# Exercise requirements
Write out each record again exactly as it stands.

# START OF Input rows

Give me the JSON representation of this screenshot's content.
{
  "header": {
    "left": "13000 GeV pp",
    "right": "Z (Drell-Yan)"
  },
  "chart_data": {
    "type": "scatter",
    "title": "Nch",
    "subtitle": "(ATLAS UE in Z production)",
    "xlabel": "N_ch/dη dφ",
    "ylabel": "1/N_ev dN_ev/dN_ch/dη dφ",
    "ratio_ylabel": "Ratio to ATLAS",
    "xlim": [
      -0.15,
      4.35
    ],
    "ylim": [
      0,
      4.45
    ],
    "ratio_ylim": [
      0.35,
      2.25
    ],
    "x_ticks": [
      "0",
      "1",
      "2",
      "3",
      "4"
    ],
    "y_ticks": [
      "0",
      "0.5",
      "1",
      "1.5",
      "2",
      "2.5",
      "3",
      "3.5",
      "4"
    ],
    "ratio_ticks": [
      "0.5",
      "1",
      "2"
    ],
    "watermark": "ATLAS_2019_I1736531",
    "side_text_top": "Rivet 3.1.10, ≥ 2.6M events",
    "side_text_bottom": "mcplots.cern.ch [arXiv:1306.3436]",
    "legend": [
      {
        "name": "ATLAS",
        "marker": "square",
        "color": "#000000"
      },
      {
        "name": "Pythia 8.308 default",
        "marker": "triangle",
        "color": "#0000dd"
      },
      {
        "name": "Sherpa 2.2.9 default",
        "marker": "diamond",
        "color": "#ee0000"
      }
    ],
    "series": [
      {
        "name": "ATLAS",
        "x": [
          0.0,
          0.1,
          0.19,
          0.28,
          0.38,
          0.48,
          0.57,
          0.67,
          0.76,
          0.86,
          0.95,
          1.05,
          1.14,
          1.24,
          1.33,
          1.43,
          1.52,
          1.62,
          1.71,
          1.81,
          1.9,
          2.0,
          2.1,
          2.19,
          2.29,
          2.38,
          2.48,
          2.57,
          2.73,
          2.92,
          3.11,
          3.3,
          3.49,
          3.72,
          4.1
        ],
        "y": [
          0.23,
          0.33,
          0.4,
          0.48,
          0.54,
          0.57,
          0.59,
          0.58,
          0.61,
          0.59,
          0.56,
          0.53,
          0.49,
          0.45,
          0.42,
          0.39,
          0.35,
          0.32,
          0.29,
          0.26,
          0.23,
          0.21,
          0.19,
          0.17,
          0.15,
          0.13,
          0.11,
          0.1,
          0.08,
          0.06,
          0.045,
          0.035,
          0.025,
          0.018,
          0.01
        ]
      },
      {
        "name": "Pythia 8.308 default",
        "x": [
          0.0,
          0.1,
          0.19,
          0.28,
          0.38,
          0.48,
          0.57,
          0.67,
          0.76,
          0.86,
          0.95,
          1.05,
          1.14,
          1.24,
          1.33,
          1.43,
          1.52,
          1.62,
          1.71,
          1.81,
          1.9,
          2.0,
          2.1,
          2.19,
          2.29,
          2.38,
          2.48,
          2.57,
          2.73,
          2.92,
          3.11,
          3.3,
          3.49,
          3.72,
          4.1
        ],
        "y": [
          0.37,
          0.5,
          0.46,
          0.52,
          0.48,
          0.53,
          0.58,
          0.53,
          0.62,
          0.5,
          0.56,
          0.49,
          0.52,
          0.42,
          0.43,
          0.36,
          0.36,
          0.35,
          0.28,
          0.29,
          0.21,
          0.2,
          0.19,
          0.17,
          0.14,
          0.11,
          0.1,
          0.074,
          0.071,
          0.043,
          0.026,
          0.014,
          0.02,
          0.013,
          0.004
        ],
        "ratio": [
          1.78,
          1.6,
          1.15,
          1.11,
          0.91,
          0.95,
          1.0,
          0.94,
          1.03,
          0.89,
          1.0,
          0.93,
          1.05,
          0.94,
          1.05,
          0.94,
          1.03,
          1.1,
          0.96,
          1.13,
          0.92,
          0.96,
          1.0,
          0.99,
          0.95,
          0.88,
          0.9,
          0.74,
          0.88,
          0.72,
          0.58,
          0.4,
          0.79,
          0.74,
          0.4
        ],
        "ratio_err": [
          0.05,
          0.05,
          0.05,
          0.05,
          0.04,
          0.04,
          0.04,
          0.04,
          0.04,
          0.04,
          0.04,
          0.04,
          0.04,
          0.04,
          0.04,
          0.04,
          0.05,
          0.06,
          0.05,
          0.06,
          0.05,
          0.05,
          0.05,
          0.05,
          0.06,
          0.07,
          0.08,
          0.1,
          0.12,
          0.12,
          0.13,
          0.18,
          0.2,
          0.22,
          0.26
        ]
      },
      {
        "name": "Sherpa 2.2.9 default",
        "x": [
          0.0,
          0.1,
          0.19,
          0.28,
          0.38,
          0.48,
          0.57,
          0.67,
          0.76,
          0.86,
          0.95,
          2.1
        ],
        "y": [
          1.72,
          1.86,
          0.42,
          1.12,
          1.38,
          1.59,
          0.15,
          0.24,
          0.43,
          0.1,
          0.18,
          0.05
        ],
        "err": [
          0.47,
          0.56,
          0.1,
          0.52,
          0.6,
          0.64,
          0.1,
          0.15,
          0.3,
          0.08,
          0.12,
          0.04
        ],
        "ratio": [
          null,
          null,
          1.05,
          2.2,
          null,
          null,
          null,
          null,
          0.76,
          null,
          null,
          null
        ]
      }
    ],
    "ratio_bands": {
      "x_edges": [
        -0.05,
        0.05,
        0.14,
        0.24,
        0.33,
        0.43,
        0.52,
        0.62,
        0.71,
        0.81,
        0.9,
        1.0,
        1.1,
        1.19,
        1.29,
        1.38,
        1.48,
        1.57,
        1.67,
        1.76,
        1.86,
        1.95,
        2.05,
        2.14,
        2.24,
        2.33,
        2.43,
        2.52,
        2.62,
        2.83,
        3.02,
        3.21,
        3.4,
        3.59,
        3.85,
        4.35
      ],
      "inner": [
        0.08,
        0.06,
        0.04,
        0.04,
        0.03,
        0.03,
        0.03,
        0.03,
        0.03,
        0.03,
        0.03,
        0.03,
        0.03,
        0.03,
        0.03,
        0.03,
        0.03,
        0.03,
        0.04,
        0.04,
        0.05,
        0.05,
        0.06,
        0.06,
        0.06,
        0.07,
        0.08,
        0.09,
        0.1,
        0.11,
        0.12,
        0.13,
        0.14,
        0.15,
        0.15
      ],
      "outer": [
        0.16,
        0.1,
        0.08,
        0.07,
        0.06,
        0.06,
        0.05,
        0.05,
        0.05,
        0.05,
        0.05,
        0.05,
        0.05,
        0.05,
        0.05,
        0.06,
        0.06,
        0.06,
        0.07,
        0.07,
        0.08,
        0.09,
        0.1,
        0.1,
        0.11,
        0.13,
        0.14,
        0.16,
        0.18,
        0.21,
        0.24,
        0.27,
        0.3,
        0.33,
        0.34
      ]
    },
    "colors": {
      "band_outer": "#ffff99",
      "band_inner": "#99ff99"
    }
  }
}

# END OF Input rows

# Correct response
Give me the JSON representation of this screenshot's content.
{
  "header": {
    "left": "13000 GeV pp",
    "right": "Z (Drell-Yan)"
  },
  "chart_data": {
    "type": "scatter",
    "title": "Nch",
    "subtitle": "(ATLAS UE in Z production)",
    "xlabel": "N_ch/dη dφ",
    "ylabel": "1/N_ev dN_ev/dN_ch/dη dφ",
    "ratio_ylabel": "Ratio to ATLAS",
    "xlim": [
      -0.15,
      4.35
    ],
    "ylim": [
      0,
      4.45
    ],
    "ratio_ylim": [
      0.35,
      2.25
    ],
    "x_ticks": [
      "0",
      "1",
      "2",
      "3",
      "4"
    ],
    "y_ticks": [
      "0",
      "0.5",
      "1",
      "1.5",
      "2",
      "2.5",
      "3",
      "3.5",
      "4"
    ],
    "ratio_ticks": [
      "0.5",
      "1",
      "2"
    ],
    "watermark": "ATLAS_2019_I1736531",
    "side_text_top": "Rivet 3.1.10, ≥ 2.6M events",
    "side_text_bottom": "mcplots.cern.ch [arXiv:1306.3436]",
    "legend": [
      {
        "name": "ATLAS",
        "marker": "square",
        "color": "#000000"
      },
      {
        "name": "Pythia 8.308 default",
        "marker": "triangle",
        "color": "#0000dd"
      },
      {
        "name": "Sherpa 2.2.9 default",
        "marker": "diamond",
        "color": "#ee0000"
      }
    ],
    "series": [
      {
        "name": "ATLAS",
        "x": [
          0.0,
          0.1,
          0.19,
          0.28,
          0.38,
          0.48,
          0.57,
          0.67,
          0.76,
          0.86,
          0.95,
          1.05,
          1.14,
          1.24,
          1.33,
          1.43,
          1.52,
          1.62,
          1.71,
          1.81,
          1.9,
          2.0,
          2.1,
          2.19,
          2.29,
          2.38,
          2.48,
          2.57,
          2.73,
          2.92,
          3.11,
          3.3,
          3.49,
          3.72,
          4.1
        ],
        "y": [
          0.23,
          0.33,
          0.4,
          0.48,
          0.54,
          0.57,
          0.59,
          0.58,
          0.61,
          0.59,
          0.56,
          0.53,
          0.49,
          0.45,
          0.42,
          0.39,
          0.35,
          0.32,
          0.29,
          0.26,
          0.23,
          0.21,
          0.19,
          0.17,
          0.15,
          0.13,
          0.11,
          0.1,
          0.08,
          0.06,
          0.045,
          0.035,
          0.025,
          0.018,
          0.01
        ]
      },
      {
        "name": "Pythia 8.308 default",
        "x": [
          0.0,
          0.1,
          0.19,
          0.28,
          0.38,
          0.48,
          0.57,
          0.67,
          0.76,
          0.86,
          0.95,
          1.05,
          1.14,
          1.24,
          1.33,
          1.43,
          1.52,
          1.62,
          1.71,
          1.81,
          1.9,
          2.0,
          2.1,
          2.19,
          2.29,
          2.38,
          2.48,
          2.57,
          2.73,
          2.92,
          3.11,
          3.3,
          3.49,
          3.72,
          4.1
        ],
        "y": [
          0.37,
          0.5,
          0.46,
          0.52,
          0.48,
          0.53,
          0.58,
          0.53,
          0.62,
          0.5,
          0.56,
          0.49,
          0.52,
          0.42,
          0.43,
          0.36,
          0.36,
          0.35,
          0.28,
          0.29,
          0.21,
          0.2,
          0.19,
          0.17,
          0.14,
          0.11,
          0.1,
          0.074,
          0.071,
          0.043,
          0.026,
          0.014,
          0.02,
          0.013,
          0.004
        ],
        "ratio": [
          1.78,
          1.6,
          1.15,
          1.11,
          0.91,
          0.95,
          1.0,
          0.94,
          1.03,
          0.89,
          1.0,
          0.93,
          1.05,
          0.94,
          1.05,
          0.94,
          1.03,
          1.1,
          0.96,
          1.13,
          0.92,
          0.96,
          1.0,
          0.99,
          0.95,
          0.88,
          0.9,
          0.74,
          0.88,
          0.72,
          0.58,
          0.4,
          0.79,
          0.74,
          0.4
        ],
        "ratio_err": [
          0.05,
          0.05,
          0.05,
          0.05,
          0.04,
          0.04,
          0.04,
          0.04,
          0.04,
          0.04,
          0.04,
          0.04,
          0.04,
          0.04,
          0.04,
          0.04,
          0.05,
          0.06,
          0.05,
          0.06,
          0.05,
          0.05,
          0.05,
          0.05,
          0.06,
          0.07,
          0.08,
          0.1,
          0.12,
          0.12,
          0.13,
          0.18,
          0.2,
          0.22,
          0.26
        ]
      },
      {
        "name": "Sherpa 2.2.9 default",
        "x": [
          0.0,
          0.1,
          0.19,
          0.28,
          0.38,
          0.48,
          0.57,
          0.67,
          0.76,
          0.86,
          0.95,
          2.1
        ],
        "y": [
          1.72,
          1.86,
          0.42,
          1.12,
          1.38,
          1.59,
          0.15,
          0.24,
          0.43,
          0.1,
          0.18,
          0.05
        ],
        "err": [
          0.47,
          0.56,
          0.1,
          0.52,
          0.6,
          0.64,
          0.1,
          0.15,
          0.3,
          0.08,
          0.12,
          0.04
        ],
        "ratio": [
          null,
          null,
          1.05,
          2.2,
          null,
          null,
          null,
          null,
          0.76,
          null,
          null,
          null
        ]
      }
    ],
    "ratio_bands": {
      "x_edges": [
        -0.05,
        0.05,
        0.14,
        0.24,
        0.33,
        0.43,
        0.52,
        0.62,
        0.71,
        0.81,
        0.9,
        1.0,
        1.1,
        1.19,
        1.29,
        1.38,
        1.48,
        1.57,
        1.67,
        1.76,
        1.86,
        1.95,
        2.05,
        2.14,
        2.24,
        2.33,
        2.43,
        2.52,
        2.62,
        2.83,
        3.02,
        3.21,
        3.4,
        3.59,
        3.85,
        4.35
      ],
      "inner": [
        0.08,
        0.06,
        0.04,
        0.04,
        0.03,
        0.03,
        0.03,
        0.03,
        0.03,
        0.03,
        0.03,
        0.03,
        0.03,
        0.03,
        0.03,
        0.03,
        0.03,
        0.03,
        0.04,
        0.04,
        0.05,
        0.05,
        0.06,
        0.06,
        0.06,
        0.07,
        0.08,
        0.09,
        0.1,
        0.11,
        0.12,
        0.13,
        0.14,
        0.15,
        0.15
      ],
      "outer": [
        0.16,
        0.1,
        0.08,
        0.07,
        0.06,
        0.06,
        0.05,
        0.05,
        0.05,
        0.05,
        0.05,
        0.05,
        0.05,
        0.05,
        0.05,
        0.06,
        0.06,
        0.06,
        0.07,
        0.07,
        0.08,
        0.09,
        0.1,
        0.1,
        0.11,
        0.13,
        0.14,
        0.16,
        0.18,
        0.21,
        0.24,
        0.27,
        0.3,
        0.33,
        0.34
      ]
    },
    "colors": {
      "band_outer": "#ffff99",
      "band_inner": "#99ff99"
    }
  }
}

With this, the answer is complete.